> [YOUR OBJECTIVE]
How many lines in the entries below contain "대한민국"? Answer with the number only.

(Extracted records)
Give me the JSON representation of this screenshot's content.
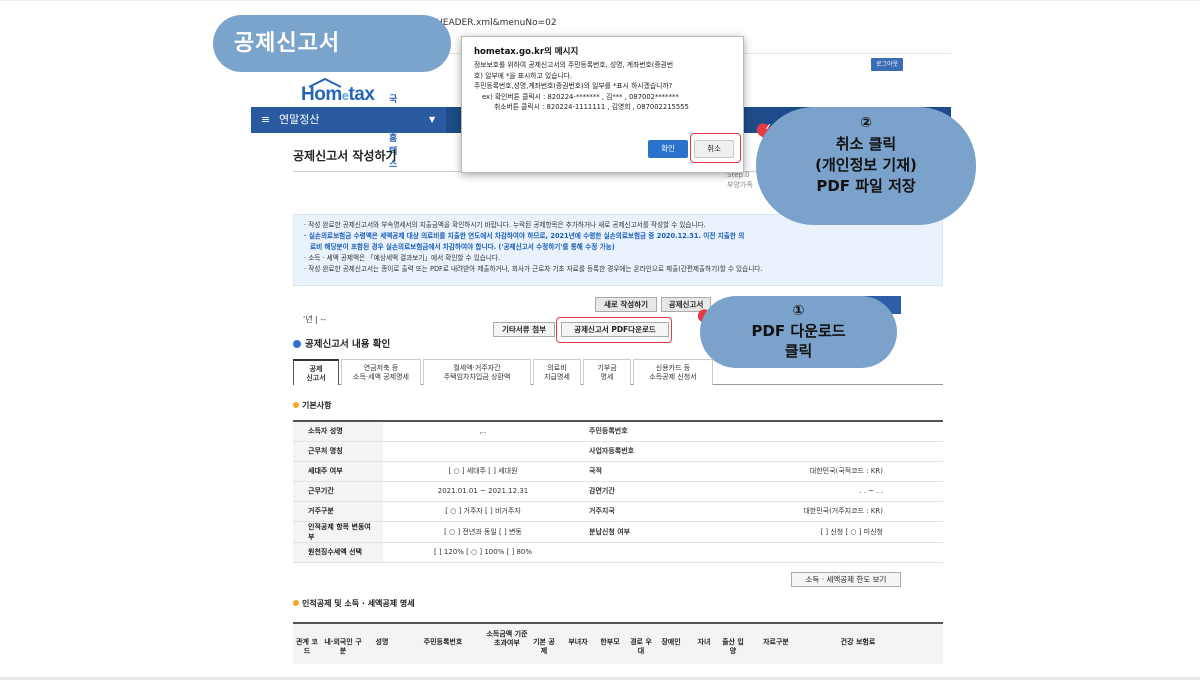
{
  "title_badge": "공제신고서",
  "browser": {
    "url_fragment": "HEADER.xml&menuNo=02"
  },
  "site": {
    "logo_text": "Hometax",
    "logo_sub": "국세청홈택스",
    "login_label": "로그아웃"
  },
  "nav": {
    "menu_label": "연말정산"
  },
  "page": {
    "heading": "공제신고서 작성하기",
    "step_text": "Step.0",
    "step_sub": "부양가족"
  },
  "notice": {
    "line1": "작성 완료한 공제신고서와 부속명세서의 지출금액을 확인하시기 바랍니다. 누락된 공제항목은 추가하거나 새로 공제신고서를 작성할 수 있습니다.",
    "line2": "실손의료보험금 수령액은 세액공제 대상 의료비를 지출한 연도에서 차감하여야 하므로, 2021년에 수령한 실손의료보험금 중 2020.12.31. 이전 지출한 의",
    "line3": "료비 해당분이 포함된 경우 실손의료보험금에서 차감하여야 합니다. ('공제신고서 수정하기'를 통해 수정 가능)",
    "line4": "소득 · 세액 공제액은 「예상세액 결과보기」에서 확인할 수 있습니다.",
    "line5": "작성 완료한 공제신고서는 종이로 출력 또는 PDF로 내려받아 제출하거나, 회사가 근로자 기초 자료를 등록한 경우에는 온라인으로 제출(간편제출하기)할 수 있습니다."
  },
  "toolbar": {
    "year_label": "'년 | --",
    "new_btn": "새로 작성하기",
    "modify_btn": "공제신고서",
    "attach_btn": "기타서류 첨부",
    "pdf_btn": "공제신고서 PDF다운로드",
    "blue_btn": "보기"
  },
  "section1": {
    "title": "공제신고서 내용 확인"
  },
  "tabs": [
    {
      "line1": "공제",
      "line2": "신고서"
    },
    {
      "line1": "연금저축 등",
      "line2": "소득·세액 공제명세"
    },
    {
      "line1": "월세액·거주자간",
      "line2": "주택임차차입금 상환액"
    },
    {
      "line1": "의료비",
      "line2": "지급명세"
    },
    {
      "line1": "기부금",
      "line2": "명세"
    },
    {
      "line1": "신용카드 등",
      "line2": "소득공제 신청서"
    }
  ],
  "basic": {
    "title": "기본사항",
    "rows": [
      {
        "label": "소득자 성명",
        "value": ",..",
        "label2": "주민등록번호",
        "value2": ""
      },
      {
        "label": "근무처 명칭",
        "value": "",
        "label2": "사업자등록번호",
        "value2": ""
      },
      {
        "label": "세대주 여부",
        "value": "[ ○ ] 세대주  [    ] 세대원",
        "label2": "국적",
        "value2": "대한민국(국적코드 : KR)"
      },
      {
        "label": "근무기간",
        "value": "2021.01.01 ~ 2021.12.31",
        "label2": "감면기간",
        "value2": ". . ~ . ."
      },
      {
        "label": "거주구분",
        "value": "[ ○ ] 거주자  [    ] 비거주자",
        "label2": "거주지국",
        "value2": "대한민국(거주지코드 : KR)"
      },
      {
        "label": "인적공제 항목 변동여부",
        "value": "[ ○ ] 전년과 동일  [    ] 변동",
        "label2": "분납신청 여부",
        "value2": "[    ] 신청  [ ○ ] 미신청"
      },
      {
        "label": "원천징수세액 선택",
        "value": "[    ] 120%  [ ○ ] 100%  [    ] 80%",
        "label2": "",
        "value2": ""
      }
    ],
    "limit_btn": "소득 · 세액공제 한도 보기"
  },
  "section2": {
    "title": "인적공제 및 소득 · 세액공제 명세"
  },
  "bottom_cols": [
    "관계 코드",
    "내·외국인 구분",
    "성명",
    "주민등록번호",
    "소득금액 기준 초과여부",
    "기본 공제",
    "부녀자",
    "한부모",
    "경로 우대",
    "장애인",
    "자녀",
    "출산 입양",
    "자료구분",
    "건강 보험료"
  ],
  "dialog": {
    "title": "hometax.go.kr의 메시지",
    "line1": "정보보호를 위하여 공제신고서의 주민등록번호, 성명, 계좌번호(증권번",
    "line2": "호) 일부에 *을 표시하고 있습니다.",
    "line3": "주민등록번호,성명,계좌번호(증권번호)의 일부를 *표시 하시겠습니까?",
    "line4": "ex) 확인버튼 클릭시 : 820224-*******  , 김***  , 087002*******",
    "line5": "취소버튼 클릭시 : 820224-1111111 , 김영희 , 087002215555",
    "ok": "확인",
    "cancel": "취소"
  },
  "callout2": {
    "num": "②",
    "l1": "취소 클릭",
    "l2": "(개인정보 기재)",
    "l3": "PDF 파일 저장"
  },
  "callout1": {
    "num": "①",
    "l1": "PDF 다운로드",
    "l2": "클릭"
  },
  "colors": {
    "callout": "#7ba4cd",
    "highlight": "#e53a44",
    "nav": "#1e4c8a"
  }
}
* * *
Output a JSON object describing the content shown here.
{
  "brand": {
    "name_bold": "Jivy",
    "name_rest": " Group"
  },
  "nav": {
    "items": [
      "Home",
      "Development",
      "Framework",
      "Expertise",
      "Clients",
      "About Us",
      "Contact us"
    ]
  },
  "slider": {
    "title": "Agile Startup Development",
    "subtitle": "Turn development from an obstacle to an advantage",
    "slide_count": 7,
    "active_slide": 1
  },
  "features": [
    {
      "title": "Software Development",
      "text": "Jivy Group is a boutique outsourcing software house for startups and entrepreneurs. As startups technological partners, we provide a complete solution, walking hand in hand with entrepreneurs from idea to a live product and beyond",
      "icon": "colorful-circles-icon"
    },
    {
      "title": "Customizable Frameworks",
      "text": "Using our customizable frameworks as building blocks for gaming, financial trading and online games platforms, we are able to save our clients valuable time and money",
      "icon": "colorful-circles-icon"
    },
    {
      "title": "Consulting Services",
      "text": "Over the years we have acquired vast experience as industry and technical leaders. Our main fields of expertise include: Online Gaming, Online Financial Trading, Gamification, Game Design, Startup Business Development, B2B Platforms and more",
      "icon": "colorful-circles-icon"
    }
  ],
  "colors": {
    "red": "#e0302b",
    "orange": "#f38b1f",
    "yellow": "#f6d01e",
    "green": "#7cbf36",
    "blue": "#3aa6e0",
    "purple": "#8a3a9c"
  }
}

> [TASK SOLUTION]
2